= DIRECTION =
Only the number is wanted: how many lines of these entries contain the word "Dados"?

= Extracted data entries =
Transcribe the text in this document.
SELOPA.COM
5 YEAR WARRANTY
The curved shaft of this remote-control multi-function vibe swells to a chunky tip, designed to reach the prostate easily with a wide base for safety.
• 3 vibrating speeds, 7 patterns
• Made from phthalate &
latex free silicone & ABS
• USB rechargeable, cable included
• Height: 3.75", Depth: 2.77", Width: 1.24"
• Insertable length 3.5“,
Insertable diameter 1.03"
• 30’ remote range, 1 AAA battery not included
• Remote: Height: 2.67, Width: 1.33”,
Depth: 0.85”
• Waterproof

==

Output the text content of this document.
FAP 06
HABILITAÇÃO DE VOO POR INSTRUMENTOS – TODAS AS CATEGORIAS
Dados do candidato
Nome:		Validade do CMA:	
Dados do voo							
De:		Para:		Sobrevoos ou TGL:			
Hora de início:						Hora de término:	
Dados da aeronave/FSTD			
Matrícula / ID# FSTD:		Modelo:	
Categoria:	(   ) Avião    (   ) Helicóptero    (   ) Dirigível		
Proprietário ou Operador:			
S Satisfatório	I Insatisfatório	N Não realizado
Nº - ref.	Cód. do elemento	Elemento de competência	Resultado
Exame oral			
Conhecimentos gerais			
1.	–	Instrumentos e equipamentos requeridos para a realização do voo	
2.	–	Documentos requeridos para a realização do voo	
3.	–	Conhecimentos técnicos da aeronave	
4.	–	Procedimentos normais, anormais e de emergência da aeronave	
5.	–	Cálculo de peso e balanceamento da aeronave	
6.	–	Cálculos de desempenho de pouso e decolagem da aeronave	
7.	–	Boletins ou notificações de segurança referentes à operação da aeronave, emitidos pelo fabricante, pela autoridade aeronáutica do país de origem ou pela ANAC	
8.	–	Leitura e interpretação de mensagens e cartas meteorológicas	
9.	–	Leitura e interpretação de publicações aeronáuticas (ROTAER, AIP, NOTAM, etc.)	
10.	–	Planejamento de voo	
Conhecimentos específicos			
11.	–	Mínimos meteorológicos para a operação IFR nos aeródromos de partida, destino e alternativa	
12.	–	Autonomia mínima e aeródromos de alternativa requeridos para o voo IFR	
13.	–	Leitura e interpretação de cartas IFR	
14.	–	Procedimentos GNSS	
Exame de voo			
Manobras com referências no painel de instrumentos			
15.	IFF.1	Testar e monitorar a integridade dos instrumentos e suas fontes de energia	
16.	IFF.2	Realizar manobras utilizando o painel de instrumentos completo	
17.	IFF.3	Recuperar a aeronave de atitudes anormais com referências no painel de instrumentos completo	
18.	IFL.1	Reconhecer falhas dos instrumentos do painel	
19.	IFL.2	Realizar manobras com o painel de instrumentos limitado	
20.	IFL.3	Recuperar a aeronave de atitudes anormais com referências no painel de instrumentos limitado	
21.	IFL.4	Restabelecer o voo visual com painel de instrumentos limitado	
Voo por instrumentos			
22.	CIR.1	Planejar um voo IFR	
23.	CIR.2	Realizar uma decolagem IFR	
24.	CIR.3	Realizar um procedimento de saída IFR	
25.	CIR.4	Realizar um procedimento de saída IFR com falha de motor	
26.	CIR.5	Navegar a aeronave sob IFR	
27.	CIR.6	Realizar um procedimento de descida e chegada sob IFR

= COMPLETE ANSWER =
3